--- Begin Supplied data ---
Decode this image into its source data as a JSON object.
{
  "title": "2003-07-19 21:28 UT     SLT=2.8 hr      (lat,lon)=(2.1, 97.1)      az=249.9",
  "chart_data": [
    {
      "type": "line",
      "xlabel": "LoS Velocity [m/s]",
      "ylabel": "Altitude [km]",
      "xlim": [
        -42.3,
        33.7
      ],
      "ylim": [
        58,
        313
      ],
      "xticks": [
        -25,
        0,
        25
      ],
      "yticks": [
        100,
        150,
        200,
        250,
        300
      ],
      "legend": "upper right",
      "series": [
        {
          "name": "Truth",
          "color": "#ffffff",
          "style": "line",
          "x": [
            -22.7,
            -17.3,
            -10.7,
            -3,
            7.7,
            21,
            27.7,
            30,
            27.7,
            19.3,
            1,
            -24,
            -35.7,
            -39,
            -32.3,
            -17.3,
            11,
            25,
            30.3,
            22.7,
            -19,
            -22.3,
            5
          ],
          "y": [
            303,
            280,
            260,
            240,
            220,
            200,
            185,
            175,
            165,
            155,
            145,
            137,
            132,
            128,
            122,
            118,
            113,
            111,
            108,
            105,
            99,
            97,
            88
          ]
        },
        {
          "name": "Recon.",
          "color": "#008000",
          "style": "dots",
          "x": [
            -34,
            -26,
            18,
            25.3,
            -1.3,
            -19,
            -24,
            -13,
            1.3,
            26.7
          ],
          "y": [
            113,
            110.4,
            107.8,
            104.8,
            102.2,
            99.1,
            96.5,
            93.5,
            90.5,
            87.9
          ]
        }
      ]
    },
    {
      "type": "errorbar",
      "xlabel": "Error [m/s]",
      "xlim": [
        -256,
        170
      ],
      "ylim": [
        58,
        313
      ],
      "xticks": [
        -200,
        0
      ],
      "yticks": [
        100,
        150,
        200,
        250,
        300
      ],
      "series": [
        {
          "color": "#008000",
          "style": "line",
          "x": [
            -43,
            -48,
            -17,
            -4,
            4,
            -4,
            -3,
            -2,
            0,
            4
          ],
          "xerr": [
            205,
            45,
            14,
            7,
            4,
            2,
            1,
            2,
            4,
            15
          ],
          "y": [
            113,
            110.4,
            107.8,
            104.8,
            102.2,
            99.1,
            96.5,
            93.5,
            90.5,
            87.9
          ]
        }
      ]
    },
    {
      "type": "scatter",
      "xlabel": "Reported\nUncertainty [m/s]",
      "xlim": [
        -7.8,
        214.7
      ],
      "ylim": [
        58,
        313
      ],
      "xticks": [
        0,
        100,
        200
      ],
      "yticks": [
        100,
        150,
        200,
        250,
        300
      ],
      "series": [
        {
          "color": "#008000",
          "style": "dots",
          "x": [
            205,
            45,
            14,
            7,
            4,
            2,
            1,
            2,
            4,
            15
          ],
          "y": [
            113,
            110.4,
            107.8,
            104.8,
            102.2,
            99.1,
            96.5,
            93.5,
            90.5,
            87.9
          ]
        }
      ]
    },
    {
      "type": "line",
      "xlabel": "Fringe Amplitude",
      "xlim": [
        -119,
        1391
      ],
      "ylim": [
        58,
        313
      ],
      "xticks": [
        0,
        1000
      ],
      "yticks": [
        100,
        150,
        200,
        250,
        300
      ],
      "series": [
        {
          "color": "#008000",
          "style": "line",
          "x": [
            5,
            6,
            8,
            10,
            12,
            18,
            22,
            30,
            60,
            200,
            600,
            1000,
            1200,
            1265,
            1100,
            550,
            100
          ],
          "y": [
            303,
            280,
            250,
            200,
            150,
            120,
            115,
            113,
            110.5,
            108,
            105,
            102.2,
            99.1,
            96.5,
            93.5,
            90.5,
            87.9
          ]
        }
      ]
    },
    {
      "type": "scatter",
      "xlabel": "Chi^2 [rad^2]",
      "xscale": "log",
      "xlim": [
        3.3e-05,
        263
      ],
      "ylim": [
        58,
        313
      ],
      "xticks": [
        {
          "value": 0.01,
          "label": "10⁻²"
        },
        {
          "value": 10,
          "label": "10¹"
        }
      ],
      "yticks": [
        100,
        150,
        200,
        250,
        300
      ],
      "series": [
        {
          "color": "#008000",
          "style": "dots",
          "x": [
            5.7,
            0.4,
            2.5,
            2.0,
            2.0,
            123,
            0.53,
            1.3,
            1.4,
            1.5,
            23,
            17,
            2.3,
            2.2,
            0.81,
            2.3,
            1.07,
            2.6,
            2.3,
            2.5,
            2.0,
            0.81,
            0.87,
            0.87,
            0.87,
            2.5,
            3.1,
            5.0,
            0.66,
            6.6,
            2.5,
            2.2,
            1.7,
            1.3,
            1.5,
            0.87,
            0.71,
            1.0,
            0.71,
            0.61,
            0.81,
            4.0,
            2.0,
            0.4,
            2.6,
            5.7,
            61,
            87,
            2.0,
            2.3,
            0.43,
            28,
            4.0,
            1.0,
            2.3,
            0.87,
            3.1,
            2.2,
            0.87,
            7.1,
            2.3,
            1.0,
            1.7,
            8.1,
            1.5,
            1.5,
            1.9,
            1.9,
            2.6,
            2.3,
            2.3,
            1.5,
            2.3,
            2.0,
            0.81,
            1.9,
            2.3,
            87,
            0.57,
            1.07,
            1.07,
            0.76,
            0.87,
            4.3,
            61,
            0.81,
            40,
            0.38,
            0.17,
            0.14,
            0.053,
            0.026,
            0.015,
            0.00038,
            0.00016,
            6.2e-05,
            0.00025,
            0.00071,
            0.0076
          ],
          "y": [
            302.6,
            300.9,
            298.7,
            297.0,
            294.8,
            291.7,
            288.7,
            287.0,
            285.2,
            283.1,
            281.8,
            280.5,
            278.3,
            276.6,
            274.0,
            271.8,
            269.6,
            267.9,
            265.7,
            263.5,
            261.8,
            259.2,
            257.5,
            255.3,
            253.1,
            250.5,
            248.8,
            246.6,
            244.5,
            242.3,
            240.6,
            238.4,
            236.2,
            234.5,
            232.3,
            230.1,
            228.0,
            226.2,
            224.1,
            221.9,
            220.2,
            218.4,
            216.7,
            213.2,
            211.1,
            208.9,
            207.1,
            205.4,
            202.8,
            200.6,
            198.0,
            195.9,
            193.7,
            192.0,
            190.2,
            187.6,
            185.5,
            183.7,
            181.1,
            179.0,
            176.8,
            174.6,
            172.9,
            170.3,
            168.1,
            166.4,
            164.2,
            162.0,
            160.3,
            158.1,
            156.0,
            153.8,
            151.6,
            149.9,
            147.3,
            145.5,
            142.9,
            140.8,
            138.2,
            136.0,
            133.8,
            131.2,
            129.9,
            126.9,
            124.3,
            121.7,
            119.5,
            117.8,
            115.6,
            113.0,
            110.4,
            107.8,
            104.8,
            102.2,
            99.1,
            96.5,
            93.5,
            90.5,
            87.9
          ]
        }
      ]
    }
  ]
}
--- End Supplied data ---
Repeat each record exactly. Omit nothing.

**Answer below:**
Decode this image into its source data as a JSON object.
{
  "title": "2003-07-19 21:28 UT     SLT=2.8 hr      (lat,lon)=(2.1, 97.1)      az=249.9",
  "chart_data": [
    {
      "type": "line",
      "xlabel": "LoS Velocity [m/s]",
      "ylabel": "Altitude [km]",
      "xlim": [
        -42.3,
        33.7
      ],
      "ylim": [
        58,
        313
      ],
      "xticks": [
        -25,
        0,
        25
      ],
      "yticks": [
        100,
        150,
        200,
        250,
        300
      ],
      "legend": "upper right",
      "series": [
        {
          "name": "Truth",
          "color": "#ffffff",
          "style": "line",
          "x": [
            -22.7,
            -17.3,
            -10.7,
            -3,
            7.7,
            21,
            27.7,
            30,
            27.7,
            19.3,
            1,
            -24,
            -35.7,
            -39,
            -32.3,
            -17.3,
            11,
            25,
            30.3,
            22.7,
            -19,
            -22.3,
            5
          ],
          "y": [
            303,
            280,
            260,
            240,
            220,
            200,
            185,
            175,
            165,
            155,
            145,
            137,
            132,
            128,
            122,
            118,
            113,
            111,
            108,
            105,
            99,
            97,
            88
          ]
        },
        {
          "name": "Recon.",
          "color": "#008000",
          "style": "dots",
          "x": [
            -34,
            -26,
            18,
            25.3,
            -1.3,
            -19,
            -24,
            -13,
            1.3,
            26.7
          ],
          "y": [
            113,
            110.4,
            107.8,
            104.8,
            102.2,
            99.1,
            96.5,
            93.5,
            90.5,
            87.9
          ]
        }
      ]
    },
    {
      "type": "errorbar",
      "xlabel": "Error [m/s]",
      "xlim": [
        -256,
        170
      ],
      "ylim": [
        58,
        313
      ],
      "xticks": [
        -200,
        0
      ],
      "yticks": [
        100,
        150,
        200,
        250,
        300
      ],
      "series": [
        {
          "color": "#008000",
          "style": "line",
          "x": [
            -43,
            -48,
            -17,
            -4,
            4,
            -4,
            -3,
            -2,
            0,
            4
          ],
          "xerr": [
            205,
            45,
            14,
            7,
            4,
            2,
            1,
            2,
            4,
            15
          ],
          "y": [
            113,
            110.4,
            107.8,
            104.8,
            102.2,
            99.1,
            96.5,
            93.5,
            90.5,
            87.9
          ]
        }
      ]
    },
    {
      "type": "scatter",
      "xlabel": "Reported\nUncertainty [m/s]",
      "xlim": [
        -7.8,
        214.7
      ],
      "ylim": [
        58,
        313
      ],
      "xticks": [
        0,
        100,
        200
      ],
      "yticks": [
        100,
        150,
        200,
        250,
        300
      ],
      "series": [
        {
          "color": "#008000",
          "style": "dots",
          "x": [
            205,
            45,
            14,
            7,
            4,
            2,
            1,
            2,
            4,
            15
          ],
          "y": [
            113,
            110.4,
            107.8,
            104.8,
            102.2,
            99.1,
            96.5,
            93.5,
            90.5,
            87.9
          ]
        }
      ]
    },
    {
      "type": "line",
      "xlabel": "Fringe Amplitude",
      "xlim": [
        -119,
        1391
      ],
      "ylim": [
        58,
        313
      ],
      "xticks": [
        0,
        1000
      ],
      "yticks": [
        100,
        150,
        200,
        250,
        300
      ],
      "series": [
        {
          "color": "#008000",
          "style": "line",
          "x": [
            5,
            6,
            8,
            10,
            12,
            18,
            22,
            30,
            60,
            200,
            600,
            1000,
            1200,
            1265,
            1100,
            550,
            100
          ],
          "y": [
            303,
            280,
            250,
            200,
            150,
            120,
            115,
            113,
            110.5,
            108,
            105,
            102.2,
            99.1,
            96.5,
            93.5,
            90.5,
            87.9
          ]
        }
      ]
    },
    {
      "type": "scatter",
      "xlabel": "Chi^2 [rad^2]",
      "xscale": "log",
      "xlim": [
        3.3e-05,
        263
      ],
      "ylim": [
        58,
        313
      ],
      "xticks": [
        {
          "value": 0.01,
          "label": "10⁻²"
        },
        {
          "value": 10,
          "label": "10¹"
        }
      ],
      "yticks": [
        100,
        150,
        200,
        250,
        300
      ],
      "series": [
        {
          "color": "#008000",
          "style": "dots",
          "x": [
            5.7,
            0.4,
            2.5,
            2.0,
            2.0,
            123,
            0.53,
            1.3,
            1.4,
            1.5,
            23,
            17,
            2.3,
            2.2,
            0.81,
            2.3,
            1.07,
            2.6,
            2.3,
            2.5,
            2.0,
            0.81,
            0.87,
            0.87,
            0.87,
            2.5,
            3.1,
            5.0,
            0.66,
            6.6,
            2.5,
            2.2,
            1.7,
            1.3,
            1.5,
            0.87,
            0.71,
            1.0,
            0.71,
            0.61,
            0.81,
            4.0,
            2.0,
            0.4,
            2.6,
            5.7,
            61,
            87,
            2.0,
            2.3,
            0.43,
            28,
            4.0,
            1.0,
            2.3,
            0.87,
            3.1,
            2.2,
            0.87,
            7.1,
            2.3,
            1.0,
            1.7,
            8.1,
            1.5,
            1.5,
            1.9,
            1.9,
            2.6,
            2.3,
            2.3,
            1.5,
            2.3,
            2.0,
            0.81,
            1.9,
            2.3,
            87,
            0.57,
            1.07,
            1.07,
            0.76,
            0.87,
            4.3,
            61,
            0.81,
            40,
            0.38,
            0.17,
            0.14,
            0.053,
            0.026,
            0.015,
            0.00038,
            0.00016,
            6.2e-05,
            0.00025,
            0.00071,
            0.0076
          ],
          "y": [
            302.6,
            300.9,
            298.7,
            297.0,
            294.8,
            291.7,
            288.7,
            287.0,
            285.2,
            283.1,
            281.8,
            280.5,
            278.3,
            276.6,
            274.0,
            271.8,
            269.6,
            267.9,
            265.7,
            263.5,
            261.8,
            259.2,
            257.5,
            255.3,
            253.1,
            250.5,
            248.8,
            246.6,
            244.5,
            242.3,
            240.6,
            238.4,
            236.2,
            234.5,
            232.3,
            230.1,
            228.0,
            226.2,
            224.1,
            221.9,
            220.2,
            218.4,
            216.7,
            213.2,
            211.1,
            208.9,
            207.1,
            205.4,
            202.8,
            200.6,
            198.0,
            195.9,
            193.7,
            192.0,
            190.2,
            187.6,
            185.5,
            183.7,
            181.1,
            179.0,
            176.8,
            174.6,
            172.9,
            170.3,
            168.1,
            166.4,
            164.2,
            162.0,
            160.3,
            158.1,
            156.0,
            153.8,
            151.6,
            149.9,
            147.3,
            145.5,
            142.9,
            140.8,
            138.2,
            136.0,
            133.8,
            131.2,
            129.9,
            126.9,
            124.3,
            121.7,
            119.5,
            117.8,
            115.6,
            113.0,
            110.4,
            107.8,
            104.8,
            102.2,
            99.1,
            96.5,
            93.5,
            90.5,
            87.9
          ]
        }
      ]
    }
  ]
}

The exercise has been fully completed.